--- WRITTEN REQUEST ---
Each line of the listing must be transcribed exactly, except for the images, which should be excluded.

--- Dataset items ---
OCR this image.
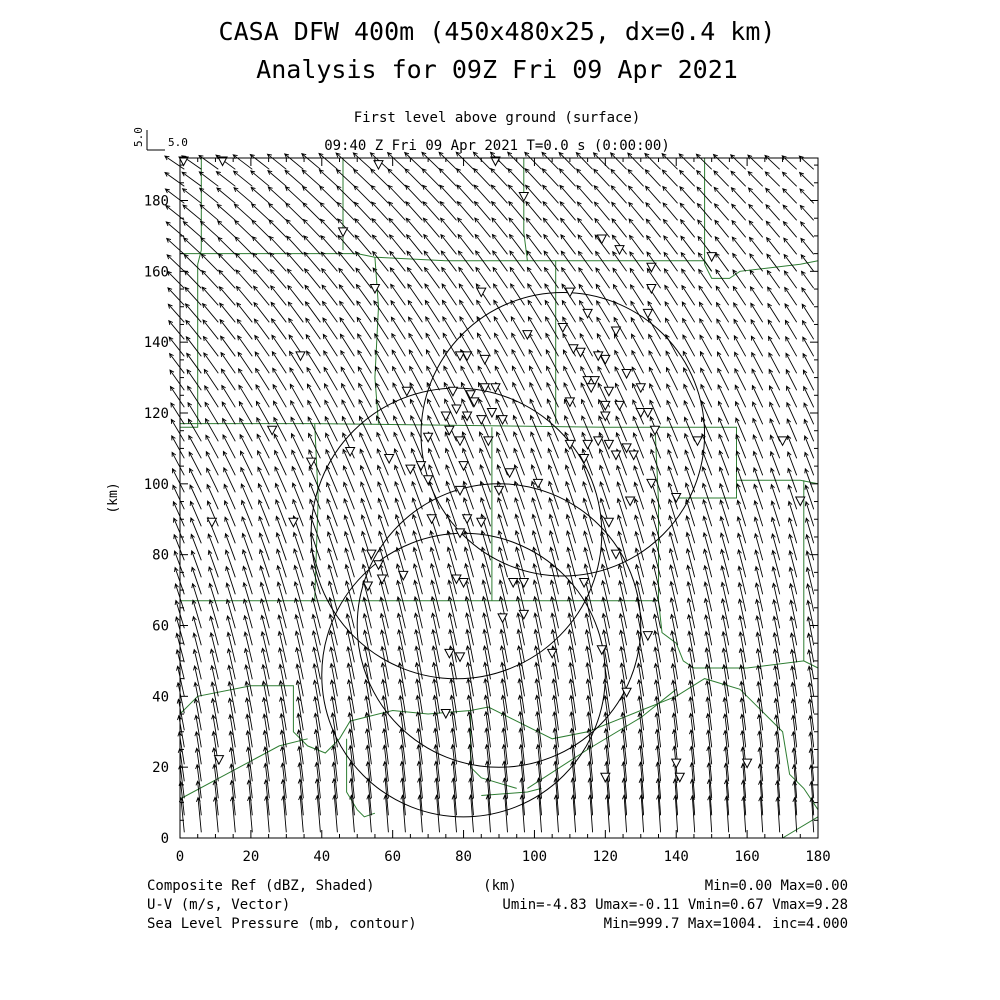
CASA DFW 400m (450x480x25, dx=0.4 km)
Analysis for 09Z Fri 09 Apr 2021
First level above ground (surface)
09:40 Z Fri 09 Apr 2021 T=0.0 s (0:00:00)
5.0 5.0
0	20	40	60	80	100	120	140	160	180
0
20
40
60
80
100
120
140
160
180
(km)
(km)
Composite Ref (dBZ, Shaded)	Min=0.00 Max=0.00
U-V (m/s, Vector)	Umin=-4.83 Umax=-0.11 Vmin=0.67 Vmax=9.28
Sea Level Pressure (mb, contour)	Min=999.7 Max=1004. inc=4.000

--- SOLUTION ---
OCR this image.
CASA DFW 400m (450x480x25, dx=0.4 km)
Analysis for 09Z Fri 09 Apr 2021
First level above ground (surface)
09:40 Z Fri 09 Apr 2021 T=0.0 s (0:00:00)
5.0 5.0
0	20	40	60	80	100	120	140	160	180
0
20
40
60
80
100
120
140
160
180
(km)
(km)
Composite Ref (dBZ, Shaded)	Min=0.00 Max=0.00
U-V (m/s, Vector)	Umin=-4.83 Umax=-0.11 Vmin=0.67 Vmax=9.28
Sea Level Pressure (mb, contour)	Min=999.7 Max=1004. inc=4.000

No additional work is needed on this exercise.